───── SUPPLIED RECORDS ─────

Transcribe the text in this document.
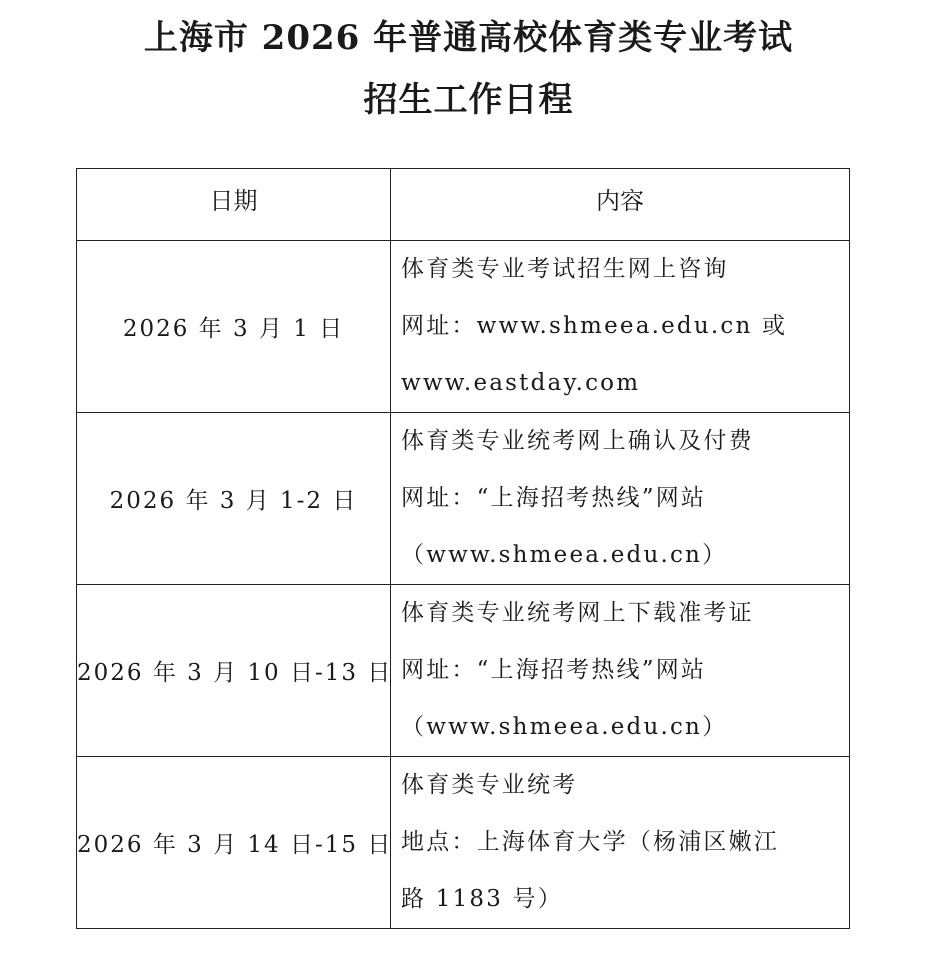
上海市 2026 年普通高校体育类专业考试
招生工作日程
日期	内容

2026 年 3 月 1 日	体育类专业考试招生网上咨询
网址：www.shmeea.edu.cn 或
www.eastday.com

2026 年 3 月 1-2 日	体育类专业统考网上确认及付费
网址：“上海招考热线”网站
（www.shmeea.edu.cn）

2026 年 3 月 10 日-13 日	体育类专业统考网上下载准考证
网址：“上海招考热线”网站
（www.shmeea.edu.cn）

2026 年 3 月 14 日-15 日	体育类专业统考
地点：上海体育大学（杨浦区嫩江
路 1183 号）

─────

### TASK DETAILS
Every entry above needs to be retyped exactly; drop the pictures.

### RESULT OF THIS EXERCISE
Transcribe the text in this document.
上海市 2026 年普通高校体育类专业考试
招生工作日程
日期	内容

2026 年 3 月 1 日	体育类专业考试招生网上咨询
网址：www.shmeea.edu.cn 或
www.eastday.com

2026 年 3 月 1-2 日	体育类专业统考网上确认及付费
网址：“上海招考热线”网站
（www.shmeea.edu.cn）

2026 年 3 月 10 日-13 日	体育类专业统考网上下载准考证
网址：“上海招考热线”网站
（www.shmeea.edu.cn）

2026 年 3 月 14 日-15 日	体育类专业统考
地点：上海体育大学（杨浦区嫩江
路 1183 号）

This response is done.